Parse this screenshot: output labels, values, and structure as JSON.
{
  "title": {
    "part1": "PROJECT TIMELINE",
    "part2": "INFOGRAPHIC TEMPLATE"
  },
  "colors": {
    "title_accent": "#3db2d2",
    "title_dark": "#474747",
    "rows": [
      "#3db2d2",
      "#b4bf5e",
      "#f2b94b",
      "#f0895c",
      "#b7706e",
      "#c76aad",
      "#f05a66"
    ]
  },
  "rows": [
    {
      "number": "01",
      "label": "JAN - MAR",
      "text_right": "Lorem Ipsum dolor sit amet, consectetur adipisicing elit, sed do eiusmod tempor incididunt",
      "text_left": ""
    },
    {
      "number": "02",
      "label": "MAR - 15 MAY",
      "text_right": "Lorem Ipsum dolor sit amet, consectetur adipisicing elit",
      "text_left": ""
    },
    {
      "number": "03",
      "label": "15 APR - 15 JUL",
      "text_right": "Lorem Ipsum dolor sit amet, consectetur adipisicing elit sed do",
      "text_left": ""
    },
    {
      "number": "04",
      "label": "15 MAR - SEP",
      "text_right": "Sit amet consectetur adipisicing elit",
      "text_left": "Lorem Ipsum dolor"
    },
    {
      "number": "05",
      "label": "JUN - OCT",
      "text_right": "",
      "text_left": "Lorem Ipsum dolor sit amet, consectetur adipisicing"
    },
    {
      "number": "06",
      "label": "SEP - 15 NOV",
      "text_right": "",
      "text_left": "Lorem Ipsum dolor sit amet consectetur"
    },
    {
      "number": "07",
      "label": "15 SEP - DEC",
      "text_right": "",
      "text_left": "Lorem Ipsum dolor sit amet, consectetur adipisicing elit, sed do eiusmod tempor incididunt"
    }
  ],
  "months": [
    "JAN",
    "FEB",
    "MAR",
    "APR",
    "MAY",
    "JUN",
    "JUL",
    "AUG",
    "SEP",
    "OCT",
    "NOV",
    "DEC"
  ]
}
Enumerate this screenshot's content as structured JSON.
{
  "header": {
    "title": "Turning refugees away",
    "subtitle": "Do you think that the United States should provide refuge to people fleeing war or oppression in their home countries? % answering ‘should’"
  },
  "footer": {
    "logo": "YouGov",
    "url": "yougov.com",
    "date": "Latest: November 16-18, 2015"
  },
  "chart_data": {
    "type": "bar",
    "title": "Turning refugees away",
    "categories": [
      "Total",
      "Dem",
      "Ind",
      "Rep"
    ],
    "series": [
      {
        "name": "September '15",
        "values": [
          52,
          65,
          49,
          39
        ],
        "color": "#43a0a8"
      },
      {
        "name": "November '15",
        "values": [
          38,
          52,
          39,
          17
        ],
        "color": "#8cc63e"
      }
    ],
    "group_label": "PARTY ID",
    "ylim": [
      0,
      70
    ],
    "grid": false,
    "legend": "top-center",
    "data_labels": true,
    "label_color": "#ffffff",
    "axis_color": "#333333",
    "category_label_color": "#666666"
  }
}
★ ★ ★ ★ ★
• **Description of the task**: Print all of the entries exactly as they appear.

• **Exercise solution**:
Parse this screenshot: output labels, values, and structure as JSON.
{
  "title": {
    "part1": "PROJECT TIMELINE",
    "part2": "INFOGRAPHIC TEMPLATE"
  },
  "colors": {
    "title_accent": "#3db2d2",
    "title_dark": "#474747",
    "rows": [
      "#3db2d2",
      "#b4bf5e",
      "#f2b94b",
      "#f0895c",
      "#b7706e",
      "#c76aad",
      "#f05a66"
    ]
  },
  "rows": [
    {
      "number": "01",
      "label": "JAN - MAR",
      "text_right": "Lorem Ipsum dolor sit amet, consectetur adipisicing elit, sed do eiusmod tempor incididunt",
      "text_left": ""
    },
    {
      "number": "02",
      "label": "MAR - 15 MAY",
      "text_right": "Lorem Ipsum dolor sit amet, consectetur adipisicing elit",
      "text_left": ""
    },
    {
      "number": "03",
      "label": "15 APR - 15 JUL",
      "text_right": "Lorem Ipsum dolor sit amet, consectetur adipisicing elit sed do",
      "text_left": ""
    },
    {
      "number": "04",
      "label": "15 MAR - SEP",
      "text_right": "Sit amet consectetur adipisicing elit",
      "text_left": "Lorem Ipsum dolor"
    },
    {
      "number": "05",
      "label": "JUN - OCT",
      "text_right": "",
      "text_left": "Lorem Ipsum dolor sit amet, consectetur adipisicing"
    },
    {
      "number": "06",
      "label": "SEP - 15 NOV",
      "text_right": "",
      "text_left": "Lorem Ipsum dolor sit amet consectetur"
    },
    {
      "number": "07",
      "label": "15 SEP - DEC",
      "text_right": "",
      "text_left": "Lorem Ipsum dolor sit amet, consectetur adipisicing elit, sed do eiusmod tempor incididunt"
    }
  ],
  "months": [
    "JAN",
    "FEB",
    "MAR",
    "APR",
    "MAY",
    "JUN",
    "JUL",
    "AUG",
    "SEP",
    "OCT",
    "NOV",
    "DEC"
  ]
}
Enumerate this screenshot's content as structured JSON.
{
  "header": {
    "title": "Turning refugees away",
    "subtitle": "Do you think that the United States should provide refuge to people fleeing war or oppression in their home countries? % answering ‘should’"
  },
  "footer": {
    "logo": "YouGov",
    "url": "yougov.com",
    "date": "Latest: November 16-18, 2015"
  },
  "chart_data": {
    "type": "bar",
    "title": "Turning refugees away",
    "categories": [
      "Total",
      "Dem",
      "Ind",
      "Rep"
    ],
    "series": [
      {
        "name": "September '15",
        "values": [
          52,
          65,
          49,
          39
        ],
        "color": "#43a0a8"
      },
      {
        "name": "November '15",
        "values": [
          38,
          52,
          39,
          17
        ],
        "color": "#8cc63e"
      }
    ],
    "group_label": "PARTY ID",
    "ylim": [
      0,
      70
    ],
    "grid": false,
    "legend": "top-center",
    "data_labels": true,
    "label_color": "#ffffff",
    "axis_color": "#333333",
    "category_label_color": "#666666"
  }
}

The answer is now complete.